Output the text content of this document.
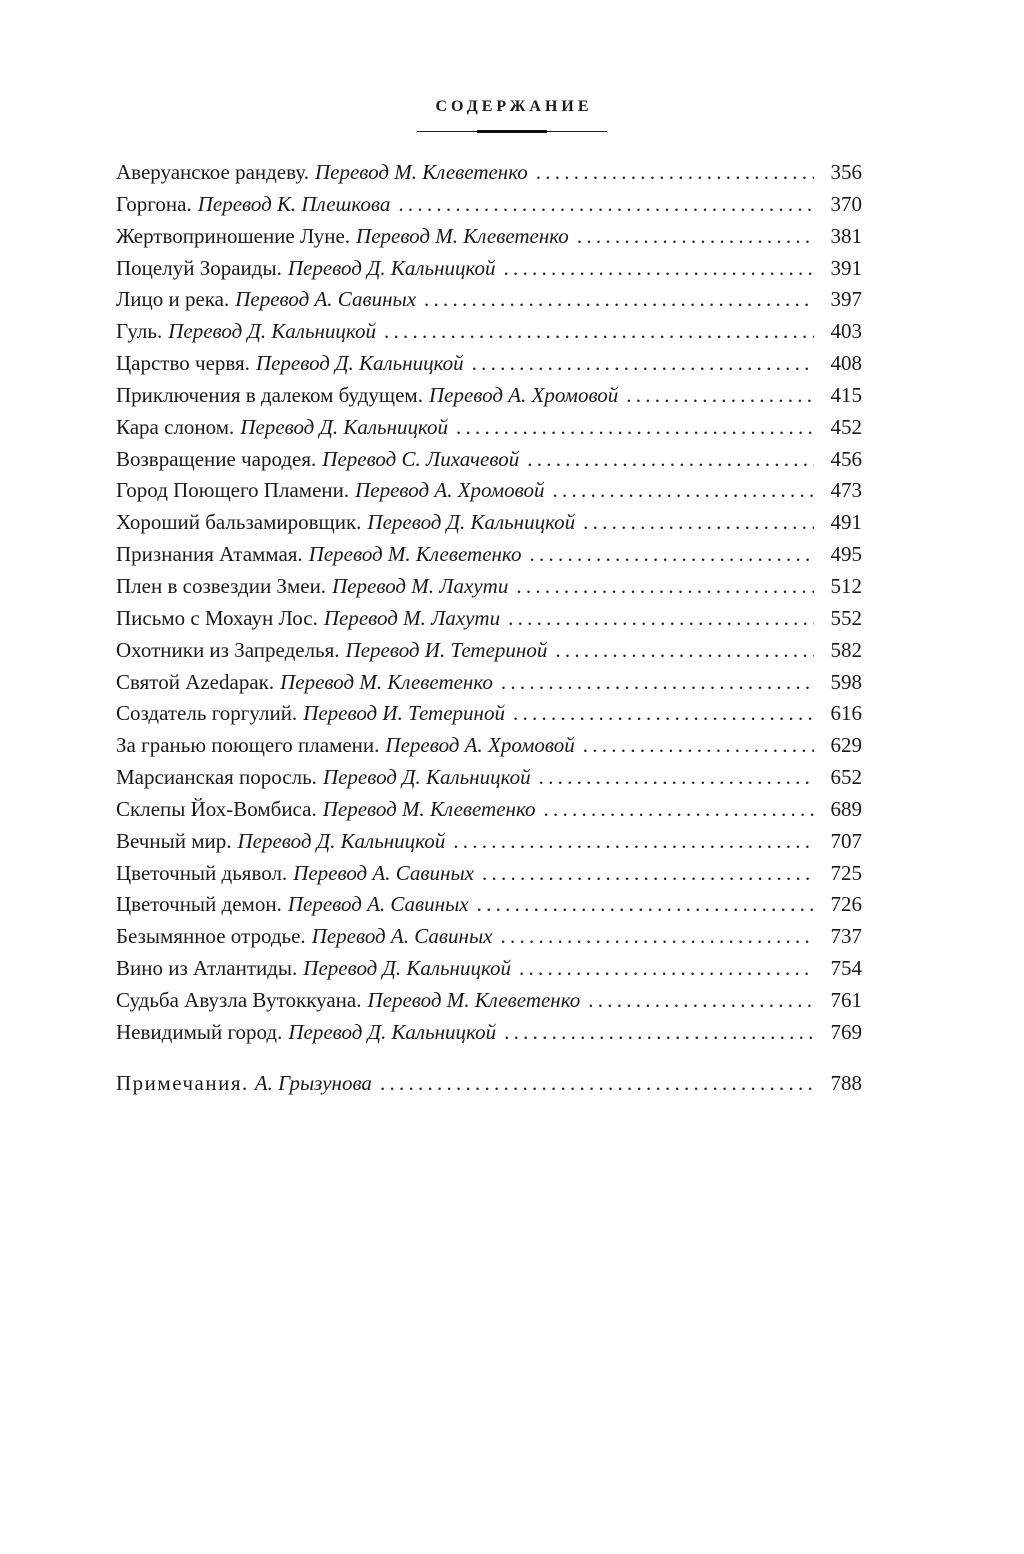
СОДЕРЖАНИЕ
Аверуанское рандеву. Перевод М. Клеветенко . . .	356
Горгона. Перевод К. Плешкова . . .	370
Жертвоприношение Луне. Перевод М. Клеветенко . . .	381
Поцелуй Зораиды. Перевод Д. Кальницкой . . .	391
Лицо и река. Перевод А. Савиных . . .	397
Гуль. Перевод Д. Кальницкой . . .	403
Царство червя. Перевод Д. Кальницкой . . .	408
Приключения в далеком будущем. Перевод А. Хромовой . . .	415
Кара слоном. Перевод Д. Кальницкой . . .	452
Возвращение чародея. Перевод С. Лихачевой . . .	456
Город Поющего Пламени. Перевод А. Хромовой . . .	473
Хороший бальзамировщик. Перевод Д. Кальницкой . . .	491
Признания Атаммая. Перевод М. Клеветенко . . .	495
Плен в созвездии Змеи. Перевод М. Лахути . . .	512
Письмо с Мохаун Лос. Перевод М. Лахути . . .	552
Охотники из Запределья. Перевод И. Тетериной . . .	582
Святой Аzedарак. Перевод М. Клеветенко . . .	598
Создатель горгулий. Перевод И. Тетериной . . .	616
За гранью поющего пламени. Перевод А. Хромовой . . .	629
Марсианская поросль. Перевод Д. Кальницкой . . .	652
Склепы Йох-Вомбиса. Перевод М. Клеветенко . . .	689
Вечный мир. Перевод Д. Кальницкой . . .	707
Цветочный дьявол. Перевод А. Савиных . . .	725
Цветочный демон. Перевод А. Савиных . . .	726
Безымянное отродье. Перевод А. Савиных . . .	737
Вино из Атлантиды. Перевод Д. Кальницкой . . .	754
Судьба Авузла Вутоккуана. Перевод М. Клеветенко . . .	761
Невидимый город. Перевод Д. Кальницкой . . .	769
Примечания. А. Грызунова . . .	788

━━━━━━━━━━━━━━━━━━━━━━━━━━━━━━

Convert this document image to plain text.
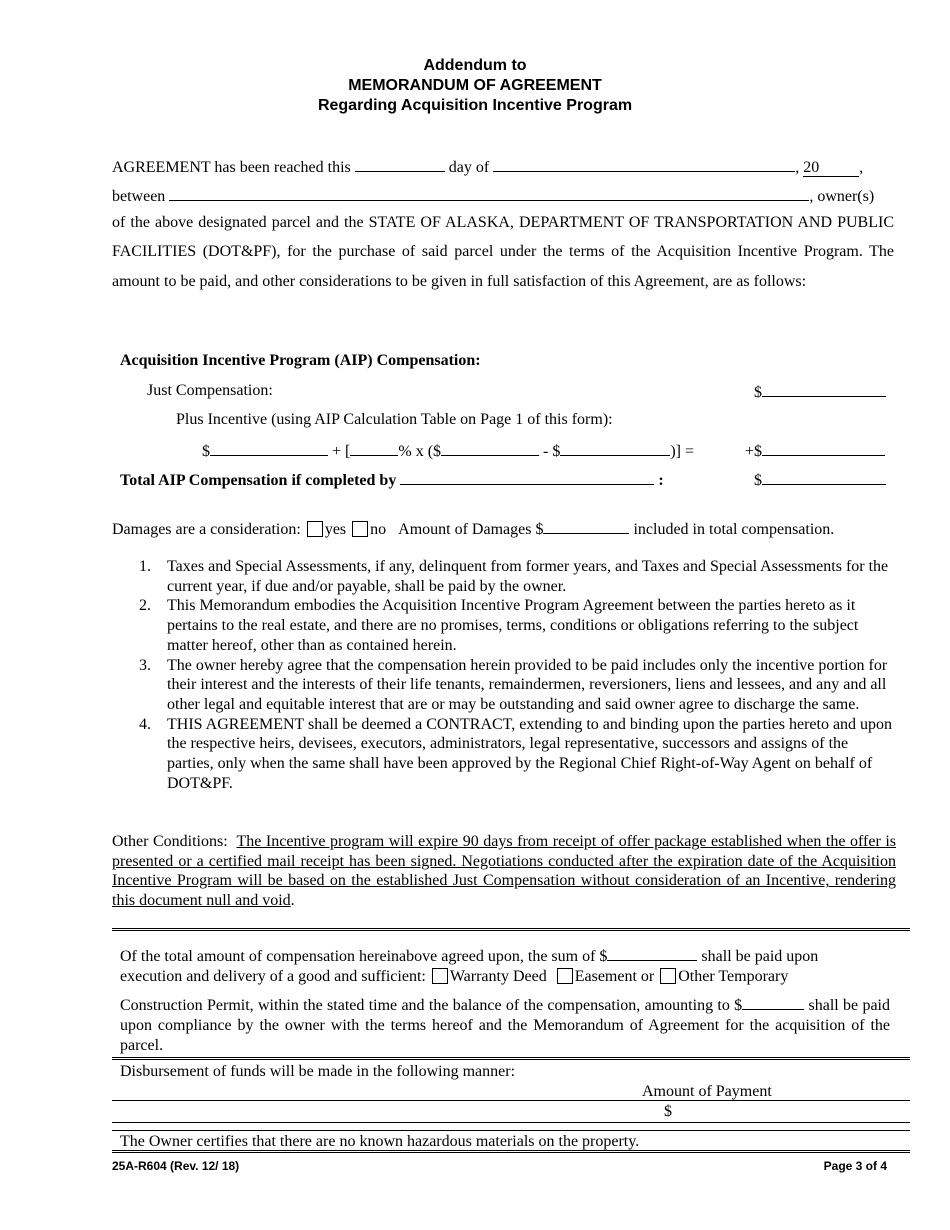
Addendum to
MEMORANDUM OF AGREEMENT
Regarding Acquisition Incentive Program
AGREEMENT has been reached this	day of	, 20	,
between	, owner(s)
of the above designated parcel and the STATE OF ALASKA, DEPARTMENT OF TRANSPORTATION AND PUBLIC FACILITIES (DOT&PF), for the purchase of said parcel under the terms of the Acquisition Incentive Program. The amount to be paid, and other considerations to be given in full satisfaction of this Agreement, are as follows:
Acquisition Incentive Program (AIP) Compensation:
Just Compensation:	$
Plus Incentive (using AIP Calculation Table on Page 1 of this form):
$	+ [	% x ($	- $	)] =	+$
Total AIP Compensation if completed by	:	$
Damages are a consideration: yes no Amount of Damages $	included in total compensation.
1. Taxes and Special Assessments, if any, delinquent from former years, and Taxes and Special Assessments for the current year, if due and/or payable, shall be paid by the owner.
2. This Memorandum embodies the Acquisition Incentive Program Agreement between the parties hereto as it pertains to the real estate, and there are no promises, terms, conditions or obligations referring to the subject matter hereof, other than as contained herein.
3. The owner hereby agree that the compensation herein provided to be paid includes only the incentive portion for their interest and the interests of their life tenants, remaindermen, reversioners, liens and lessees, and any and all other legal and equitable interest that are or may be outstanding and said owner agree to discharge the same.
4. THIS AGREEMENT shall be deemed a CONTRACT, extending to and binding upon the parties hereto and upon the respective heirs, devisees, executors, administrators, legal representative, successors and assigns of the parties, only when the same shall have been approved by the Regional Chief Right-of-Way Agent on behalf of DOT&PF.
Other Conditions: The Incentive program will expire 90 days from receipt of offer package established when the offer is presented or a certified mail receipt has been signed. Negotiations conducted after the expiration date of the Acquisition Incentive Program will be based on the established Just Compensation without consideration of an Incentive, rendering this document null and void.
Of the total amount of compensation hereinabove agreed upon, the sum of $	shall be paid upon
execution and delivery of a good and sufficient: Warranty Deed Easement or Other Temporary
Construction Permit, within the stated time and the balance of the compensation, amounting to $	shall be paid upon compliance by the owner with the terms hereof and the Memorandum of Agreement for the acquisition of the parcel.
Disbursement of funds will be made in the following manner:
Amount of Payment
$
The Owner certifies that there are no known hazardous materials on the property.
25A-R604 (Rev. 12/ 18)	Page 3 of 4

━━━━━━━━━━━━━━━━━━━━━━━━━━━━━━

Direction: Pull out all lines in the data above that include "Лахути".

Solution:
Плен в созвездии Змеи. Перевод М. Лахути . . .	512
Письмо с Мохаун Лос. Перевод М. Лахути . . .	552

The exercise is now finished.